Requirements: Pull out every line from the listing that has the word "pressure".

==== Task data ====

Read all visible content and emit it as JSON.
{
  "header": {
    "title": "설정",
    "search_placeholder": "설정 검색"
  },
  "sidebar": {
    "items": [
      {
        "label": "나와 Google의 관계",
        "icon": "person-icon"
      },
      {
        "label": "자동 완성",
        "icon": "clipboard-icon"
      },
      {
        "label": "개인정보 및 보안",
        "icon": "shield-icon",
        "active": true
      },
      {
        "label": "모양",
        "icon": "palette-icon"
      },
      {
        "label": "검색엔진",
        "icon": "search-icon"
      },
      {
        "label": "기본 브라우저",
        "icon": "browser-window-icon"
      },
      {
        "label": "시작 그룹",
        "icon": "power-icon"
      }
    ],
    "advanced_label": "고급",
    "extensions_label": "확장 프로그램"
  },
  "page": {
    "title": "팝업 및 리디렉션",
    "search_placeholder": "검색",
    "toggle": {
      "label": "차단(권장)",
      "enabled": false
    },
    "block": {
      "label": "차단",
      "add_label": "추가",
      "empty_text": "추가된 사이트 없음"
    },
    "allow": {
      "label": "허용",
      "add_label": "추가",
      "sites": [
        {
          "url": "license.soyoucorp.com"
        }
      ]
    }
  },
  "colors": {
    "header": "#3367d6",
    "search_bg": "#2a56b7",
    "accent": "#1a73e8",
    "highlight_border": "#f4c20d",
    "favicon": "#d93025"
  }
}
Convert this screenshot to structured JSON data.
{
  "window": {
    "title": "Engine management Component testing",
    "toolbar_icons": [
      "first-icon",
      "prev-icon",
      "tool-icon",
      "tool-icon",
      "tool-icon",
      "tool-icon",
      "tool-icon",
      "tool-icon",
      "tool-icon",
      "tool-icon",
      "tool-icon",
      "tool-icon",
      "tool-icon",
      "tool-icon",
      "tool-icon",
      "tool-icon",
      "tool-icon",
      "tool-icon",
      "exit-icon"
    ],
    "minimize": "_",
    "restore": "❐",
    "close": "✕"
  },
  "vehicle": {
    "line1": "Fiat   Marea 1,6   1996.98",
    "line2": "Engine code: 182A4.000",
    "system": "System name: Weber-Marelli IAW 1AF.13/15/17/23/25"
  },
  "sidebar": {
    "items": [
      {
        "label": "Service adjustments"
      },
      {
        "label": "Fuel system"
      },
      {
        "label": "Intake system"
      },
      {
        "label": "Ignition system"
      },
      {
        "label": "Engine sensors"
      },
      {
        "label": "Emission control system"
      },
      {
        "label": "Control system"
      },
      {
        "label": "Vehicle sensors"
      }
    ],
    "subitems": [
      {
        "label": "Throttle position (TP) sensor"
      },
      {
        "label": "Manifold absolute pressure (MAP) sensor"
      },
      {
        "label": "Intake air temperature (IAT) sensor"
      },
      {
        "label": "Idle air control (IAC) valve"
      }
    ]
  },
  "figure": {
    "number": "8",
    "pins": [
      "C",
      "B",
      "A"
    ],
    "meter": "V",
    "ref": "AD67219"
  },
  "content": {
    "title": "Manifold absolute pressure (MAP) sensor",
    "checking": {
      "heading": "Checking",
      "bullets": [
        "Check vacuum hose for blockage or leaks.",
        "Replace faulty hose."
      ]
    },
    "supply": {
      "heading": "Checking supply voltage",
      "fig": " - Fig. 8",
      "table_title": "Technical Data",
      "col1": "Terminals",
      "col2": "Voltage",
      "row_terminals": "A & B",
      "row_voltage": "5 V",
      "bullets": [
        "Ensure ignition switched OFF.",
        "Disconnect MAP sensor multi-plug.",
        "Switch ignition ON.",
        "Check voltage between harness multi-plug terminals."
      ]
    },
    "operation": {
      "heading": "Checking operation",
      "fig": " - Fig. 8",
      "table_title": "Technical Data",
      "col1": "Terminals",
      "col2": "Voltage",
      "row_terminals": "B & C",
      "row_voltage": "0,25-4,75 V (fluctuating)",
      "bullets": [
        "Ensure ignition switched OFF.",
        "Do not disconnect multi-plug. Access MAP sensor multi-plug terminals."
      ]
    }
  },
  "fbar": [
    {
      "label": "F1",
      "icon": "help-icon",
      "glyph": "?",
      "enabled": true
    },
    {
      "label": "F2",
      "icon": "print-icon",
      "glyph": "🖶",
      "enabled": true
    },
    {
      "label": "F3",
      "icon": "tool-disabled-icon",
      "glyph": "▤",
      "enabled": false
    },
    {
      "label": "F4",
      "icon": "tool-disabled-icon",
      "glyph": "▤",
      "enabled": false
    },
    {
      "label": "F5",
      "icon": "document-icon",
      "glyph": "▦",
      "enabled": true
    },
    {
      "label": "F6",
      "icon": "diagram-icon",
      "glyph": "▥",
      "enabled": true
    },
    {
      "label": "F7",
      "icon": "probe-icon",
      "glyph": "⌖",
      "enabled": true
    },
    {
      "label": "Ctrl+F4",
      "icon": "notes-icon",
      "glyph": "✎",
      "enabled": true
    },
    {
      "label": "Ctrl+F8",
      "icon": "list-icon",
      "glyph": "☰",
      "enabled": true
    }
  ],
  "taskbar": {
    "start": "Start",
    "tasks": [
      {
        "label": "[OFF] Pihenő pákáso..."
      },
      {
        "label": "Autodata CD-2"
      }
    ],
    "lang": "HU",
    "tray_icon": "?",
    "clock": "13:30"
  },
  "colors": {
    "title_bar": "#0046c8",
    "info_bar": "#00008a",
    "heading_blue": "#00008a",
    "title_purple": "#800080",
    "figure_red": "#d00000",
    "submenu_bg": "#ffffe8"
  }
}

====

Right answer:
        "label": "Manifold absolute pressure (MAP) sensor"
    "title": "Manifold absolute pressure (MAP) sensor",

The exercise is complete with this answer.